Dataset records
-------
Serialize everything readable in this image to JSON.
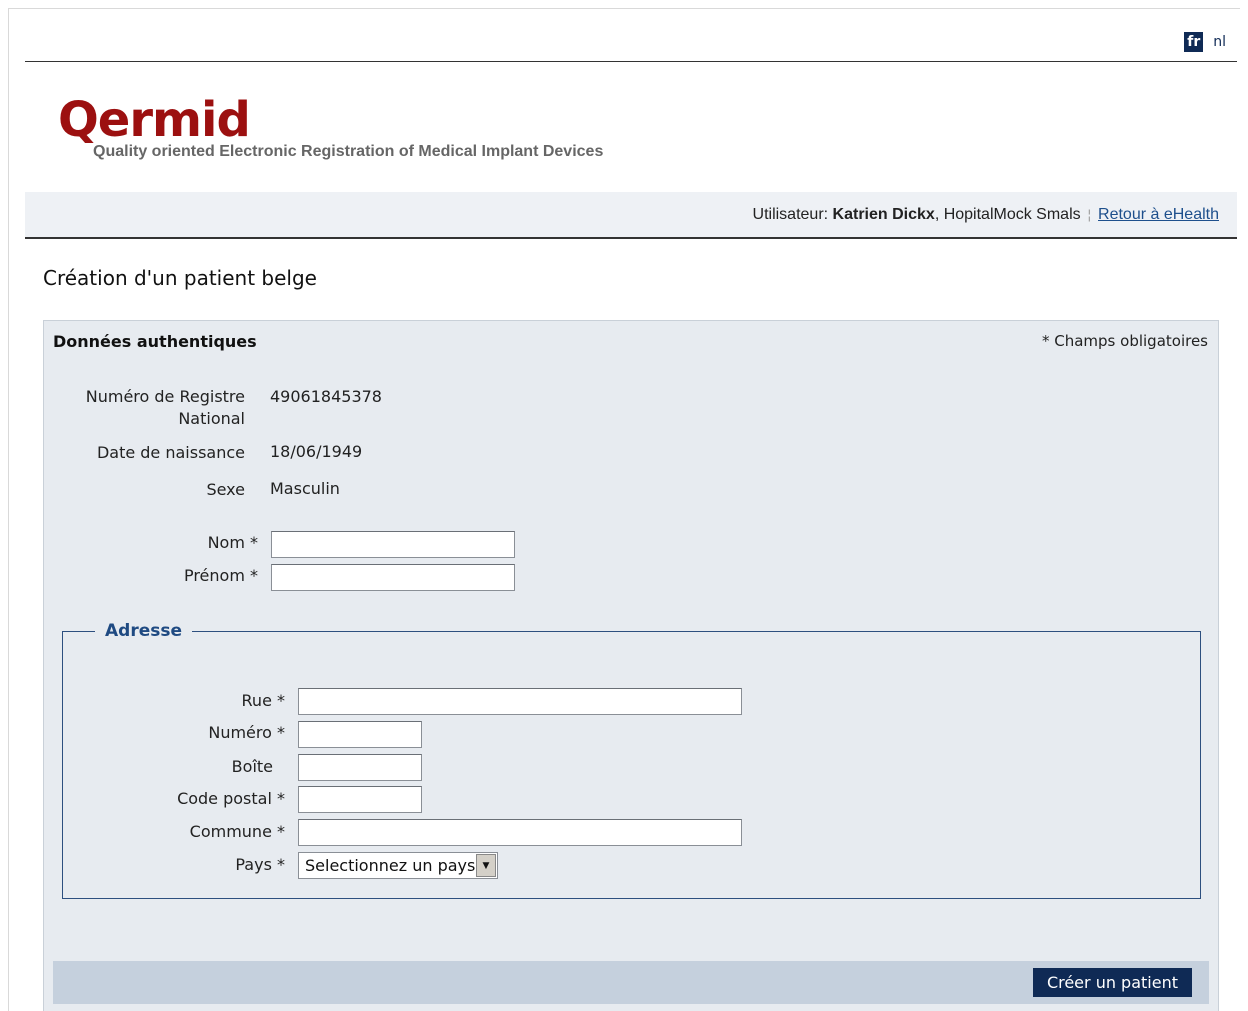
{
  "language": {
    "fr": "fr",
    "nl": "nl"
  },
  "logo": {
    "word": "Qermid",
    "subtitle": "Quality oriented Electronic Registration of Medical Implant Devices"
  },
  "userbar": {
    "label": "Utilisateur:",
    "name": "Katrien Dickx",
    "org": ", HopitalMock Smals",
    "separator": "¦",
    "link": "Retour à eHealth"
  },
  "page": {
    "title": "Création d'un patient belge"
  },
  "panel": {
    "title": "Données authentiques",
    "required_note": "* Champs obligatoires",
    "fields": {
      "nrn_label_1": "Numéro de Registre",
      "nrn_label_2": "National",
      "nrn_value": "49061845378",
      "dob_label": "Date de naissance",
      "dob_value": "18/06/1949",
      "sex_label": "Sexe",
      "sex_value": "Masculin",
      "nom_label": "Nom *",
      "prenom_label": "Prénom *"
    }
  },
  "address": {
    "legend": "Adresse",
    "rue_label": "Rue *",
    "numero_label": "Numéro *",
    "boite_label": "Boîte",
    "code_postal_label": "Code postal *",
    "commune_label": "Commune *",
    "pays_label": "Pays *",
    "pays_selected": "Selectionnez un pays"
  },
  "actions": {
    "create": "Créer un patient"
  },
  "colors": {
    "brand_red": "#9c1010",
    "navy": "#0f2a55",
    "panel_bg": "#e7ebf0",
    "legend_blue": "#1f4a82"
  }
}
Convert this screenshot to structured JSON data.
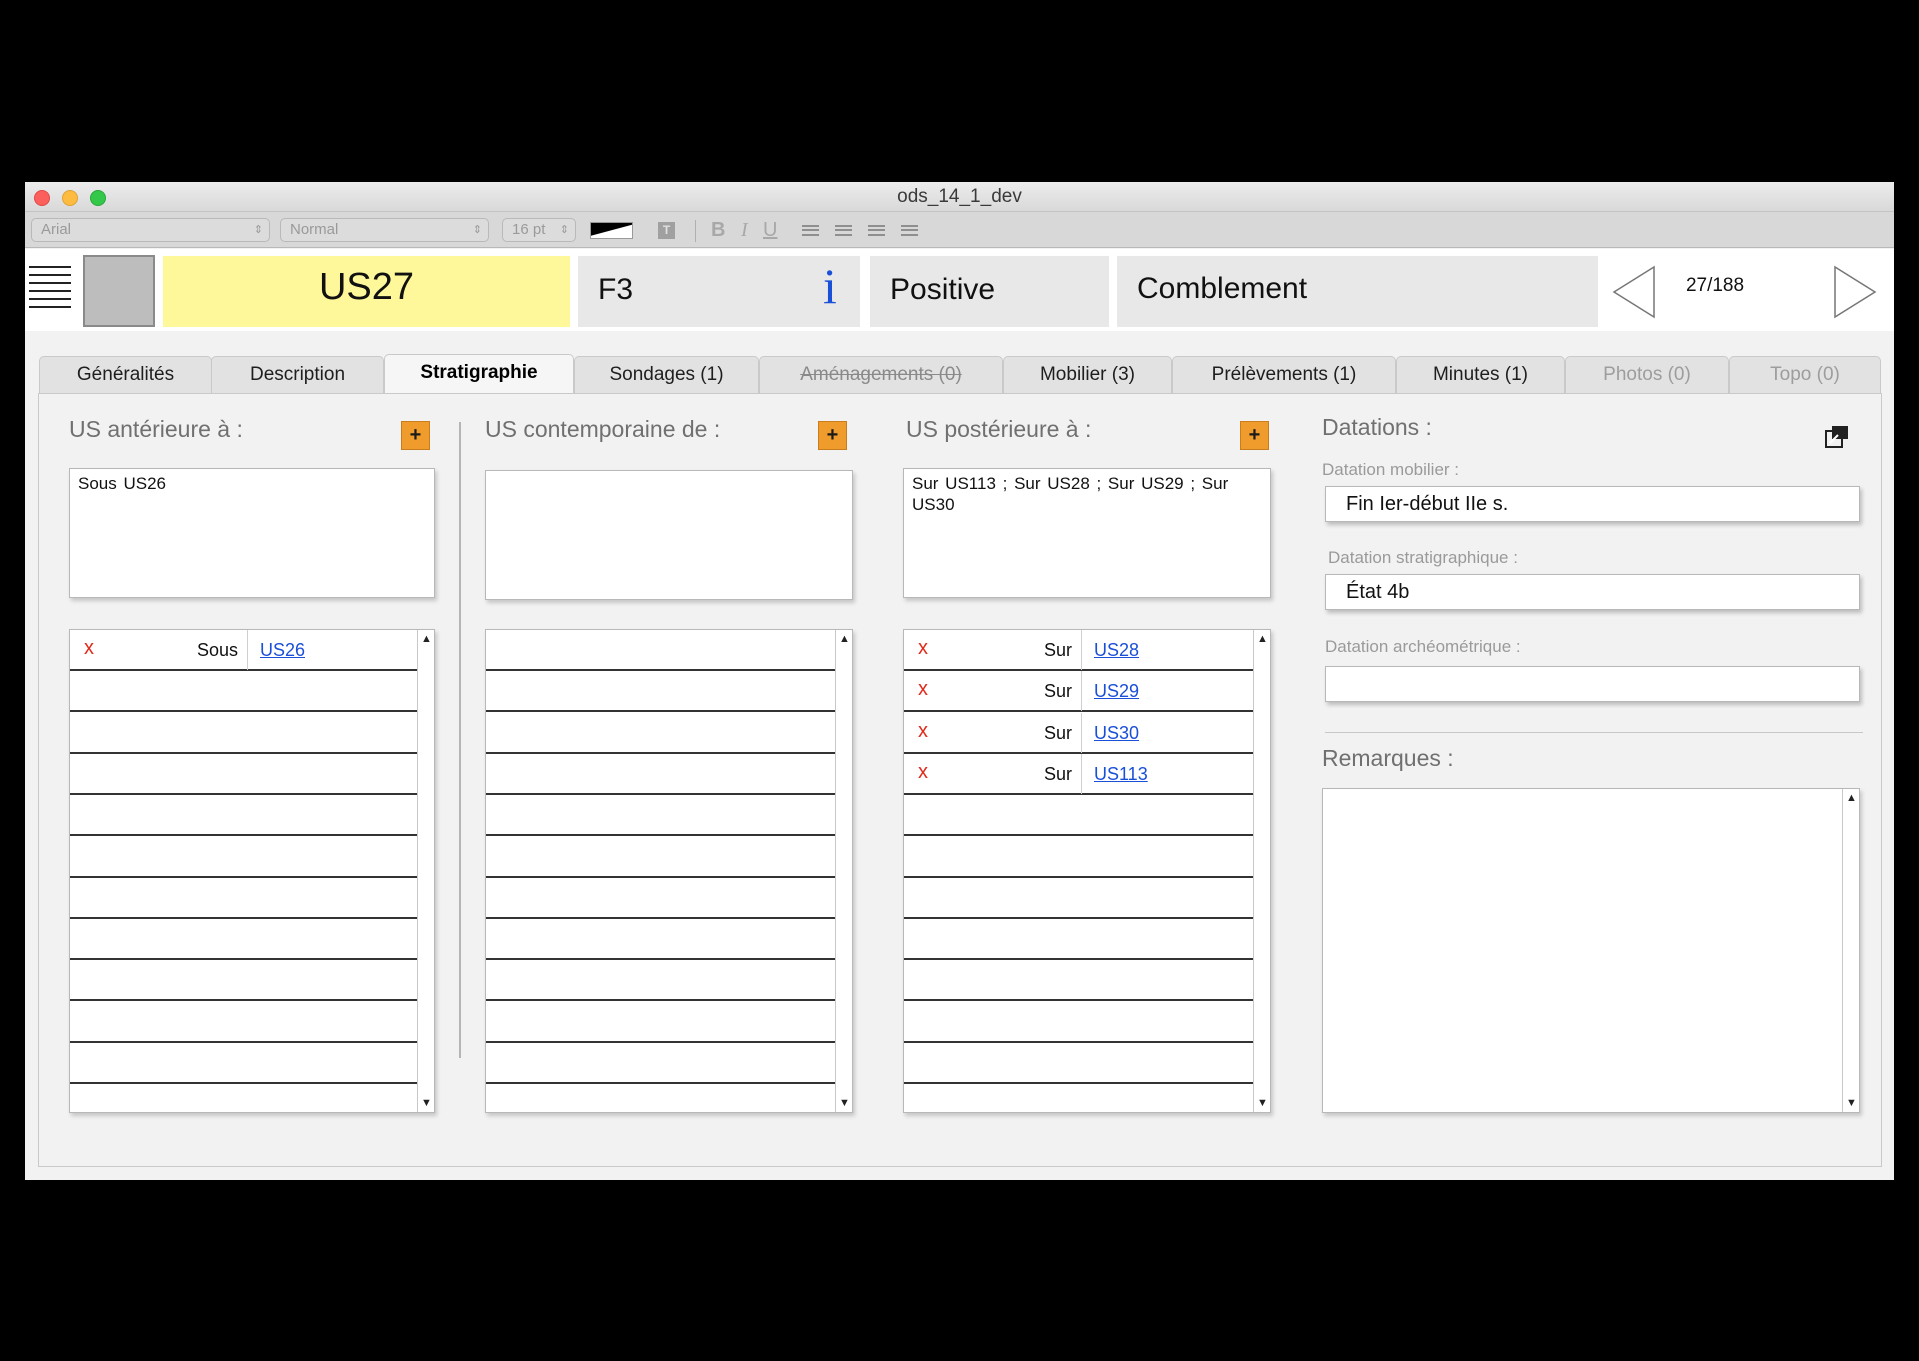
{
  "window": {
    "title": "ods_14_1_dev"
  },
  "format_bar": {
    "font": "Arial",
    "style": "Normal",
    "size": "16 pt",
    "bold": "B",
    "italic": "I",
    "underline": "U"
  },
  "header": {
    "us_id": "US27",
    "feature": "F3",
    "info_glyph": "i",
    "type": "Positive",
    "nature": "Comblement",
    "record_counter": "27/188",
    "us_box_color": "#fff89a"
  },
  "tabs": [
    {
      "label": "Généralités",
      "state": "normal"
    },
    {
      "label": "Description",
      "state": "normal"
    },
    {
      "label": "Stratigraphie",
      "state": "active"
    },
    {
      "label": "Sondages (1)",
      "state": "normal"
    },
    {
      "label": "Aménagements (0)",
      "state": "strike"
    },
    {
      "label": "Mobilier (3)",
      "state": "normal"
    },
    {
      "label": "Prélèvements (1)",
      "state": "normal"
    },
    {
      "label": "Minutes (1)",
      "state": "normal"
    },
    {
      "label": "Photos (0)",
      "state": "disabled"
    },
    {
      "label": "Topo (0)",
      "state": "disabled"
    }
  ],
  "sections": {
    "anterieure": {
      "title": "US antérieure à :",
      "summary": "Sous US26",
      "rows": [
        {
          "delete": "x",
          "relation": "Sous",
          "link": "US26"
        }
      ]
    },
    "contemporaine": {
      "title": "US contemporaine de :",
      "summary": "",
      "rows": []
    },
    "posterieure": {
      "title": "US postérieure à :",
      "summary": "Sur US113 ; Sur US28 ; Sur US29 ; Sur US30",
      "rows": [
        {
          "delete": "x",
          "relation": "Sur",
          "link": "US28"
        },
        {
          "delete": "x",
          "relation": "Sur",
          "link": "US29"
        },
        {
          "delete": "x",
          "relation": "Sur",
          "link": "US30"
        },
        {
          "delete": "x",
          "relation": "Sur",
          "link": "US113"
        }
      ]
    }
  },
  "add_button_label": "+",
  "datations": {
    "title": "Datations :",
    "mobilier": {
      "label": "Datation mobilier :",
      "value": "Fin Ier-début IIe s."
    },
    "stratigraphique": {
      "label": "Datation stratigraphique :",
      "value": "État 4b"
    },
    "archeometrique": {
      "label": "Datation archéométrique :",
      "value": ""
    }
  },
  "remarques": {
    "title": "Remarques :",
    "value": ""
  },
  "colors": {
    "accent_add": "#f09c2c",
    "delete": "#e02a1a",
    "link": "#1a4fd8"
  }
}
-------
→ What this task involves
Your task is to repeat the data above exactly while excluding the pictures.

→ Answer for the task
Serialize everything readable in this image to JSON.
{
  "language": {
    "fr": "fr",
    "nl": "nl"
  },
  "logo": {
    "word": "Qermid",
    "subtitle": "Quality oriented Electronic Registration of Medical Implant Devices"
  },
  "userbar": {
    "label": "Utilisateur:",
    "name": "Katrien Dickx",
    "org": ", HopitalMock Smals",
    "separator": "¦",
    "link": "Retour à eHealth"
  },
  "page": {
    "title": "Création d'un patient belge"
  },
  "panel": {
    "title": "Données authentiques",
    "required_note": "* Champs obligatoires",
    "fields": {
      "nrn_label_1": "Numéro de Registre",
      "nrn_label_2": "National",
      "nrn_value": "49061845378",
      "dob_label": "Date de naissance",
      "dob_value": "18/06/1949",
      "sex_label": "Sexe",
      "sex_value": "Masculin",
      "nom_label": "Nom *",
      "prenom_label": "Prénom *"
    }
  },
  "address": {
    "legend": "Adresse",
    "rue_label": "Rue *",
    "numero_label": "Numéro *",
    "boite_label": "Boîte",
    "code_postal_label": "Code postal *",
    "commune_label": "Commune *",
    "pays_label": "Pays *",
    "pays_selected": "Selectionnez un pays"
  },
  "actions": {
    "create": "Créer un patient"
  },
  "colors": {
    "brand_red": "#9c1010",
    "navy": "#0f2a55",
    "panel_bg": "#e7ebf0",
    "legend_blue": "#1f4a82"
  }
}
Convert this screenshot to structured JSON data.
{
  "window": {
    "title": "ods_14_1_dev"
  },
  "format_bar": {
    "font": "Arial",
    "style": "Normal",
    "size": "16 pt",
    "bold": "B",
    "italic": "I",
    "underline": "U"
  },
  "header": {
    "us_id": "US27",
    "feature": "F3",
    "info_glyph": "i",
    "type": "Positive",
    "nature": "Comblement",
    "record_counter": "27/188",
    "us_box_color": "#fff89a"
  },
  "tabs": [
    {
      "label": "Généralités",
      "state": "normal"
    },
    {
      "label": "Description",
      "state": "normal"
    },
    {
      "label": "Stratigraphie",
      "state": "active"
    },
    {
      "label": "Sondages (1)",
      "state": "normal"
    },
    {
      "label": "Aménagements (0)",
      "state": "strike"
    },
    {
      "label": "Mobilier (3)",
      "state": "normal"
    },
    {
      "label": "Prélèvements (1)",
      "state": "normal"
    },
    {
      "label": "Minutes (1)",
      "state": "normal"
    },
    {
      "label": "Photos (0)",
      "state": "disabled"
    },
    {
      "label": "Topo (0)",
      "state": "disabled"
    }
  ],
  "sections": {
    "anterieure": {
      "title": "US antérieure à :",
      "summary": "Sous US26",
      "rows": [
        {
          "delete": "x",
          "relation": "Sous",
          "link": "US26"
        }
      ]
    },
    "contemporaine": {
      "title": "US contemporaine de :",
      "summary": "",
      "rows": []
    },
    "posterieure": {
      "title": "US postérieure à :",
      "summary": "Sur US113 ; Sur US28 ; Sur US29 ; Sur US30",
      "rows": [
        {
          "delete": "x",
          "relation": "Sur",
          "link": "US28"
        },
        {
          "delete": "x",
          "relation": "Sur",
          "link": "US29"
        },
        {
          "delete": "x",
          "relation": "Sur",
          "link": "US30"
        },
        {
          "delete": "x",
          "relation": "Sur",
          "link": "US113"
        }
      ]
    }
  },
  "add_button_label": "+",
  "datations": {
    "title": "Datations :",
    "mobilier": {
      "label": "Datation mobilier :",
      "value": "Fin Ier-début IIe s."
    },
    "stratigraphique": {
      "label": "Datation stratigraphique :",
      "value": "État 4b"
    },
    "archeometrique": {
      "label": "Datation archéométrique :",
      "value": ""
    }
  },
  "remarques": {
    "title": "Remarques :",
    "value": ""
  },
  "colors": {
    "accent_add": "#f09c2c",
    "delete": "#e02a1a",
    "link": "#1a4fd8"
  }
}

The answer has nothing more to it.